(What is asked) Tally how many lines of these entries hold the string "element". Return the number alone.

------------------------------------------------------------------------

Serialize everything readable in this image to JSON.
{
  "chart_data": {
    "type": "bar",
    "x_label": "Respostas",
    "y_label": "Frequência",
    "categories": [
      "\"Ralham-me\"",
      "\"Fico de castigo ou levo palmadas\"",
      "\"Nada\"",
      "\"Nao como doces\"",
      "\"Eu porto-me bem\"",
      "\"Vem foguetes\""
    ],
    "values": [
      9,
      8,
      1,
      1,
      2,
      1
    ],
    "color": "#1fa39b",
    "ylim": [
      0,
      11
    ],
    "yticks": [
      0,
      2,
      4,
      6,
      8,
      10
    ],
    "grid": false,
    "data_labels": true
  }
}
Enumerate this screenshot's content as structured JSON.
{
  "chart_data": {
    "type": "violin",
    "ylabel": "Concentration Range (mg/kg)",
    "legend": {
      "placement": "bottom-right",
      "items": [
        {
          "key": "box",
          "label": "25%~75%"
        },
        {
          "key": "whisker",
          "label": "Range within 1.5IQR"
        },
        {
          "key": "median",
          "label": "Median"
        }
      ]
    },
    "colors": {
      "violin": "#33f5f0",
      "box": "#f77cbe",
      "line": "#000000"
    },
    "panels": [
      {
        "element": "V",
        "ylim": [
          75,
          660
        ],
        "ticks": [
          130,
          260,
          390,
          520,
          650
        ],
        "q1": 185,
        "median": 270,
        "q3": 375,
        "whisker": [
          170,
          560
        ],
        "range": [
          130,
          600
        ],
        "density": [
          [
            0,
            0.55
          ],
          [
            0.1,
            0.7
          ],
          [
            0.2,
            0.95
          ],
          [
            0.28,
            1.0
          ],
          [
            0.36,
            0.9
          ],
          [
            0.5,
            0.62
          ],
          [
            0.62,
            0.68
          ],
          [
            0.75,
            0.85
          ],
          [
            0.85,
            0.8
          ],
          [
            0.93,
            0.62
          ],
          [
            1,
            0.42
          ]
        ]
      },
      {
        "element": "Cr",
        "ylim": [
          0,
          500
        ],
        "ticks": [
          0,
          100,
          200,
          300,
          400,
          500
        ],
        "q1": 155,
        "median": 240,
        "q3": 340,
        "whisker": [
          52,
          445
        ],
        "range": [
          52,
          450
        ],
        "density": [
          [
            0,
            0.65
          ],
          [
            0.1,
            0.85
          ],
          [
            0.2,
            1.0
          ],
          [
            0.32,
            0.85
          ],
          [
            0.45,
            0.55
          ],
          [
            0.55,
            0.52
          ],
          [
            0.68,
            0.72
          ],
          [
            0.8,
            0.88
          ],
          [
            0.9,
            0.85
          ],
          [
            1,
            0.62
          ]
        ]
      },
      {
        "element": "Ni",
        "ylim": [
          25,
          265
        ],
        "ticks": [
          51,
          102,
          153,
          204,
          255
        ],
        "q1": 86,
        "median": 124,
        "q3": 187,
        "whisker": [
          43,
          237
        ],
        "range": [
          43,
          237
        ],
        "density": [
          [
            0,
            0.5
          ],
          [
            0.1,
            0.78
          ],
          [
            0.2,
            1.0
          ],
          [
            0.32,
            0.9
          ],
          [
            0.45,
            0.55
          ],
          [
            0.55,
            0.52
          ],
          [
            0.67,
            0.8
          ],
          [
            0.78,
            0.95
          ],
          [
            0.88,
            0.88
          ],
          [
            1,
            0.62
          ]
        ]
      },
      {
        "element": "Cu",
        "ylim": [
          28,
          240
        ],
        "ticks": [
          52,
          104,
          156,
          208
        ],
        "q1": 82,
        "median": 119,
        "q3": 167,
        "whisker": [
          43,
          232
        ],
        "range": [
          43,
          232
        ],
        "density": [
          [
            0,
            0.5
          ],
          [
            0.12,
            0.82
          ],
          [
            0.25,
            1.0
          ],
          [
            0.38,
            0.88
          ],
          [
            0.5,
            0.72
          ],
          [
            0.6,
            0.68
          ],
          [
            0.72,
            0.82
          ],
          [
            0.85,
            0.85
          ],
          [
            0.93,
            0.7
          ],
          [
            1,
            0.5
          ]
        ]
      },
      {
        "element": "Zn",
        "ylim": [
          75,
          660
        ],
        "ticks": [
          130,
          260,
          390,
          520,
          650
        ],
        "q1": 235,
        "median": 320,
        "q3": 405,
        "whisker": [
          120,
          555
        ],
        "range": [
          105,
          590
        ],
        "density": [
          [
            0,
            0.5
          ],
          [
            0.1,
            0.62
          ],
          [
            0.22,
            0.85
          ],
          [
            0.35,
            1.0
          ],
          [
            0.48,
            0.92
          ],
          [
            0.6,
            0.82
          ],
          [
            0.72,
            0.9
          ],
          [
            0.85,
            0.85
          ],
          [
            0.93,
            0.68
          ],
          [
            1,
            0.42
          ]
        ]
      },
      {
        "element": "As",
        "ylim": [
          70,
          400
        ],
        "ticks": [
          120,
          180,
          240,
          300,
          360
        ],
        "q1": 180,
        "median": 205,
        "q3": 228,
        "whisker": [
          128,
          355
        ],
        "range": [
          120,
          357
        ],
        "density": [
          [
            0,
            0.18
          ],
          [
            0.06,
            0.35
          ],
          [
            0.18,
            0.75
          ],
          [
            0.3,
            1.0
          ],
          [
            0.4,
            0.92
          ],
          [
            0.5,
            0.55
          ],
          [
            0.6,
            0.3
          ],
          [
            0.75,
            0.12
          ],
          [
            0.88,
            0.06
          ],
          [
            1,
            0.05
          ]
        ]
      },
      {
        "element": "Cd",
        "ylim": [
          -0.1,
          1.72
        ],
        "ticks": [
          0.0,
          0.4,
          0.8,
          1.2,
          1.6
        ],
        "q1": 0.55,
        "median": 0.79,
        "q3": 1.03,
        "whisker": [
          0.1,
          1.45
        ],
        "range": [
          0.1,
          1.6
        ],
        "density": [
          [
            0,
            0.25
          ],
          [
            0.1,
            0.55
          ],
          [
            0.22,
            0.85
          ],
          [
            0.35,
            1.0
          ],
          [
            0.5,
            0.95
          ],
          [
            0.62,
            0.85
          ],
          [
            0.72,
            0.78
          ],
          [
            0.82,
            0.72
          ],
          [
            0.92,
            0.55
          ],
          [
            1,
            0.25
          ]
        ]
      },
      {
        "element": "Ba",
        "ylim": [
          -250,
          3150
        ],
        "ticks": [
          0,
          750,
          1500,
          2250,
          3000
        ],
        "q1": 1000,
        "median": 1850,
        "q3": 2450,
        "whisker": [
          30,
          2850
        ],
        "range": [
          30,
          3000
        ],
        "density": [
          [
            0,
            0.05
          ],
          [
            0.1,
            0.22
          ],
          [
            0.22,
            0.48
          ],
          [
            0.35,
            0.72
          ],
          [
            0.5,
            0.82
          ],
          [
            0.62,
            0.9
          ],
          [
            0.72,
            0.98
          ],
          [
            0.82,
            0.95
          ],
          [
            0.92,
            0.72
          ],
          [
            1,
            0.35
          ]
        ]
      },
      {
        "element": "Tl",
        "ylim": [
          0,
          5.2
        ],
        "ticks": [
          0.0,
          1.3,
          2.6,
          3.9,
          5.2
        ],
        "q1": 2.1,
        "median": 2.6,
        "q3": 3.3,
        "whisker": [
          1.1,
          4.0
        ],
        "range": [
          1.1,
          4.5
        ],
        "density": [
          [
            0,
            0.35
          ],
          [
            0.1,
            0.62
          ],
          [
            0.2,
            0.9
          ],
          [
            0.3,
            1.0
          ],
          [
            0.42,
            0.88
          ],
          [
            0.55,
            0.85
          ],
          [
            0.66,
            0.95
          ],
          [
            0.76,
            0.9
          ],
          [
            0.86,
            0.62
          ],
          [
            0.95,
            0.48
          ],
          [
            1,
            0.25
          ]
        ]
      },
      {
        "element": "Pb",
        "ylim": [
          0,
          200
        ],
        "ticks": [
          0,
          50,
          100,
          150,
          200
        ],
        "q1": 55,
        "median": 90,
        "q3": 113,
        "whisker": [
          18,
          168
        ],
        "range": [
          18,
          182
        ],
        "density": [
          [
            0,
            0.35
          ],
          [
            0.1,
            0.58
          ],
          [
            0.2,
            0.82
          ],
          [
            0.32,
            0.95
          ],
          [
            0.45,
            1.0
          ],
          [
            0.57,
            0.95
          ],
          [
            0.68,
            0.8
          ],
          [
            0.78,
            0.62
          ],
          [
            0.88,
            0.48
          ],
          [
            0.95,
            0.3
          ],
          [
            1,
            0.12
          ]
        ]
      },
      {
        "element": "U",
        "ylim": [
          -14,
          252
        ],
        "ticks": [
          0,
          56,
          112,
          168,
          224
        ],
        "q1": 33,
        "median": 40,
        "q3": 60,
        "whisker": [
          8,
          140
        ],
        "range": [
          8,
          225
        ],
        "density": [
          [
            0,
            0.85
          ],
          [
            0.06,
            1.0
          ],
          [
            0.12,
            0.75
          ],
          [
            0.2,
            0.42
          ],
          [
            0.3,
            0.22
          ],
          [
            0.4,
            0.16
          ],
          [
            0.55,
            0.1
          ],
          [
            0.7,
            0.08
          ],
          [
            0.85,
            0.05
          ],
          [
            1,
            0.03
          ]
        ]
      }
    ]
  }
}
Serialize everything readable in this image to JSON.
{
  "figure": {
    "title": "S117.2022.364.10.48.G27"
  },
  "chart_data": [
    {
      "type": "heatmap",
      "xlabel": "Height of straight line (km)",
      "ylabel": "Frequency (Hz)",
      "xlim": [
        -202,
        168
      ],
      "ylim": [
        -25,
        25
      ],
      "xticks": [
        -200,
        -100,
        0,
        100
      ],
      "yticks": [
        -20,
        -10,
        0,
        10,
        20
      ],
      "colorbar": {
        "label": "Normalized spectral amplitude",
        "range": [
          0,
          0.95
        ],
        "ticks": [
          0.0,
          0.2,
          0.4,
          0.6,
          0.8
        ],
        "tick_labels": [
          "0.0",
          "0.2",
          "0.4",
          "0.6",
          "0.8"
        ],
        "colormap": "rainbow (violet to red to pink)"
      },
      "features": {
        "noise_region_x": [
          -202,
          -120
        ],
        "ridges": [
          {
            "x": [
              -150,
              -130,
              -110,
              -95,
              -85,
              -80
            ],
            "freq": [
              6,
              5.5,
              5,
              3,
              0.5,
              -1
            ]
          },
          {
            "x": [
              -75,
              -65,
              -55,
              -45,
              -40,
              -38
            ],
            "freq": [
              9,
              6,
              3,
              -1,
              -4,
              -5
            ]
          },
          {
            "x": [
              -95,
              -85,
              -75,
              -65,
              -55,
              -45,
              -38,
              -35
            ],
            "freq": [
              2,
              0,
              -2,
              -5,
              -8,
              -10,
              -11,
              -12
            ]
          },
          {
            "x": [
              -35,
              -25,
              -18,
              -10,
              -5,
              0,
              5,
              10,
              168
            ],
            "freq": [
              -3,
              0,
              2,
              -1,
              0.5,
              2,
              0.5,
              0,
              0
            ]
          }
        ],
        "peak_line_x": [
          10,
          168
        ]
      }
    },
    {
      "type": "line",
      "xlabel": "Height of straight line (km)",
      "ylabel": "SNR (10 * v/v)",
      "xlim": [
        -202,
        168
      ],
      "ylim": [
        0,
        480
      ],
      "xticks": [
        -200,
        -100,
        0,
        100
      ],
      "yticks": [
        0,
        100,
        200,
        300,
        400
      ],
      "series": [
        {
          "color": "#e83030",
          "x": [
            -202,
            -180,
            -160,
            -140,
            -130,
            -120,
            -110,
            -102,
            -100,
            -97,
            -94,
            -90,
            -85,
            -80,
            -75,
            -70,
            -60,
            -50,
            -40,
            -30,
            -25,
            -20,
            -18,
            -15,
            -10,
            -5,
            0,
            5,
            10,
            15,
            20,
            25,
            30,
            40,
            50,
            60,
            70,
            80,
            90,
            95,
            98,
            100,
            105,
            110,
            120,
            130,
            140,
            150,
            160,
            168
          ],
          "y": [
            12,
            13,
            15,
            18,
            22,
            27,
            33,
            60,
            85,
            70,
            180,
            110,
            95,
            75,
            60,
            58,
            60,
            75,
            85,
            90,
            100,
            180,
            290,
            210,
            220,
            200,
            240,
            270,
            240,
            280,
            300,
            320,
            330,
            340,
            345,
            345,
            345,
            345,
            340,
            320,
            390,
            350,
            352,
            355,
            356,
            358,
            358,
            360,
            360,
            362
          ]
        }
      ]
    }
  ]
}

------------------------------------------------------------------------

(Result) 11